Wir sind alle 129a
Die Bundeskoordination Internationalismus (BUKO) betrachtet die jüngste Eskalation bei der Verfolgung linker AktivistInnen nach Paragraf 129a (Bildung einer terroristischen Vereinigung) als Angriff auf die freie Meinungsäußerung. Die gegen das BUKO-Mitglied Andrej H. vorgebrachten Vorwürfe bewertet die BUKO als Kriminalisierung auch ihrer eigenen politischen Arbeit. Die BUKO fordert die BAW auf, die Beschuldigten freizulassen und die Verfahren wegen 129a StGB einzustellen.
Am 1. August 2007 hat die Bundesanwaltschaft (BAW) Haftbefehle gegen vier mutmaßliche Mitglieder der nach § 129a StGB als "terroristische Vereinigung" eingestuften "militanten gruppe" (mg) erlassen. Den drei am Tag zuvor Verhafteten Florian L., Oliver R. und Axel H. wird ein versuchter Brandanschlag gegen Bundeswehrfahrzeuge zur Last gelegt, der, so die BAW, "eine Vielzahl von Parallelen zu Anschlägen der ,militanten gruppe (mg)' in der Vergangenheit" aufweist. Im Falle des vierten Beschuldigten, des Sozialwissenschaftlers Andrej H., reichen angebliche "konspirative Treffen" sowie die Benutzung von "Schlagwörtern und Phrasen, die in Texten der ,militante(n) Gruppe (mg)' gleichfalls verwendet werden", um ihn der Mitgliedschaft in einer "terroristischen Vereinigung" zu bezichtigen.

☆ ☆ ☆ ☆ ☆ ☆ ☆

Übungsdetails: Entscheide für jede der Aussagen mit Ja oder Nein, ob sie dem Auszug über die Verfolgung nach Paragraf 129a entspricht, und zitiere jeweils die entscheidenden Worte wörtlich: 1. Die Bundesanwaltschaft erließ am 1. August 2007 Haftbefehle gegen vier mutmaßliche Mitglieder. 2. Andrej H. wird ein versuchter Brandanschlag gegen Bundeswehrfahrzeuge vorgeworfen. 3. Die BUKO verlangt, die Verfahren wegen 129a StGB einzustellen. Die Einträge sind hier nicht erforderlich.

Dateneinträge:
☆ ☆ ☆ ☆ ☆ ☆ ☆

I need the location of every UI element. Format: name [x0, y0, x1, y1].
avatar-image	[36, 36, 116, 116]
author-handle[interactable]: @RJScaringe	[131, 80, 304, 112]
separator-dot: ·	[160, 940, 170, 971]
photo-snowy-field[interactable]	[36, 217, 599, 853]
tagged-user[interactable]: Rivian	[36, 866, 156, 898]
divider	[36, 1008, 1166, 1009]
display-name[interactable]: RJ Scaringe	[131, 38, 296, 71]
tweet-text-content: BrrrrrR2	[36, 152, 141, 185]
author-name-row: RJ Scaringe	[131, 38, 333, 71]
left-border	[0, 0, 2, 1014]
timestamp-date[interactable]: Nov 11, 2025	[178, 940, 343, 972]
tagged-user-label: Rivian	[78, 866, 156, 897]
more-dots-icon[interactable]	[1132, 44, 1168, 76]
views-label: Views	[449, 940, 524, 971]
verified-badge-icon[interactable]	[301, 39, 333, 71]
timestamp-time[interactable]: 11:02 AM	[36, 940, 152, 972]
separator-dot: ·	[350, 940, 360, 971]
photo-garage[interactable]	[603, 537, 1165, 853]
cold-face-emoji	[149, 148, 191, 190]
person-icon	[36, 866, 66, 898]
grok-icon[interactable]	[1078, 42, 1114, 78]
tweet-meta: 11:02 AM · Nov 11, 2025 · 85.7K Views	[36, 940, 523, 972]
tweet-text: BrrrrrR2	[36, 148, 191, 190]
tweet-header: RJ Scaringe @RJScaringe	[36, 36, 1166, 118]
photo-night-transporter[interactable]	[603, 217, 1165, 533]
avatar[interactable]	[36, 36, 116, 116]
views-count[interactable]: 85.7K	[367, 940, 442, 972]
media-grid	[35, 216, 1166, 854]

☆ ☆ ☆ ☆ ☆ ☆ ☆

Ergebnis der Aufgabe:
1. Ja: „Am 1. August 2007 hat die Bundesanwaltschaft (BAW) Haftbefehle gegen vier mutmaßliche Mitglieder“
2. Nein: „Den drei am Tag zuvor Verhafteten Florian L., Oliver R. und Axel H. wird ein versuchter Brandanschlag gegen Bundeswehrfahrzeuge zur Last gelegt“
3. Ja: „Die BUKO fordert die BAW auf, die Beschuldigten freizulassen und die Verfahren wegen 129a StGB einzustellen.“